[Document passage]
"""

This post was originally written in February 2021 as a follow up to Planning Your Winter Semester and was shared in the Academic Writing Studio. It has been edited and divided into a series of shorter posts for ease of reading. The general principles—habits, routines, and default responses—are explained in the first post in the series: Managing energy to make decisions.
Taking energy into account when planning
We often think of meetings in terms of the time they take but meetings also take a lot of energy, cognitive, emotional, and physical. You are interacting with other people synchronously. You are probably monitoring how other people in the room are reacting to what’s going on. You are making quick decisions about whether and how to intervene in a discussion. The transition from whatever you are doing before the meeting to the meeting also takes energy. If they are in person you expend energy to get to the meeting and then from the meeting to wherever you need to be next.
Depending on the type of meeting, you may also need cognitive and emotional energy to prepare. You may need to expend emotional and cognitive energy after the meeting to process what went on.
Notice whether the energy you devote to meetings is having a disproportionate effect on the energy you have available for other things. You might then notice if it’s meetings in general or specific types of meetings. Meetings are not really one thing. Synchronous teaching is a type of meeting. You may have regular meetings for certain committees, your department, your research team. A lot of meetings also get arranged on an ad hoc basis.
Whether or not a particular meeting is meaningful will make a difference to how much energy it takes and to whether it feels like it was worth the energy expenditure. You might be spending a lot of energy managing your feelings about the meeting or about the work you could have been doing instead in addition to doing the work of the meeting. (I’ve written more about that in How do you think about meetings when you are planning.)
Can you have a day with no meetings?

"""

[Records shown]
"""

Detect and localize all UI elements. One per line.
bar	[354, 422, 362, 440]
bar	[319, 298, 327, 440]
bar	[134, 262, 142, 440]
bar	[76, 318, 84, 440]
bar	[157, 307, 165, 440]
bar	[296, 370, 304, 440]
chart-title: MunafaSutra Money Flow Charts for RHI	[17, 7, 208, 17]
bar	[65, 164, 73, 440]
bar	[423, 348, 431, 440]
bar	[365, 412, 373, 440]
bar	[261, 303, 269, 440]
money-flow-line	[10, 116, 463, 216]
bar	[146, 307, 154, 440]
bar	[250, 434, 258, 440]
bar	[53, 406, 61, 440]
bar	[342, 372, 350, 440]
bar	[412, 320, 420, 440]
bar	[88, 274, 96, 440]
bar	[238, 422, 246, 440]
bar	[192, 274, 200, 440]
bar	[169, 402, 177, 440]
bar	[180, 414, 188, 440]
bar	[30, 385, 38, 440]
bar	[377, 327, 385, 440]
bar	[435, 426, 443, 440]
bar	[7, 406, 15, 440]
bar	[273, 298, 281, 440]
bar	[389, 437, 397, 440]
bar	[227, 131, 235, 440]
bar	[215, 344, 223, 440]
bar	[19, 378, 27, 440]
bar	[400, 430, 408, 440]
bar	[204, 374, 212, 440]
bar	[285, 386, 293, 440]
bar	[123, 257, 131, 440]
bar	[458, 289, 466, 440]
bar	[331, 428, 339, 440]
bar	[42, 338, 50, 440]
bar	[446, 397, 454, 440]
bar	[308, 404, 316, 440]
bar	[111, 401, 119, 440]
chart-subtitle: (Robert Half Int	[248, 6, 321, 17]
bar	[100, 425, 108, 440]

"""

[Stated goal]
Answer these questions on the post about meetings and energy.
(a) When was the post first written?
(b) Besides time, what three kinds of energy do meetings take?
(c) For which groups may you have regular meetings?
The records are not required for the work on this page.

[Task answer]
(a) February 2021
(b) Cognitive, emotional, and physical energy
(c) Certain committees, your department, and your research team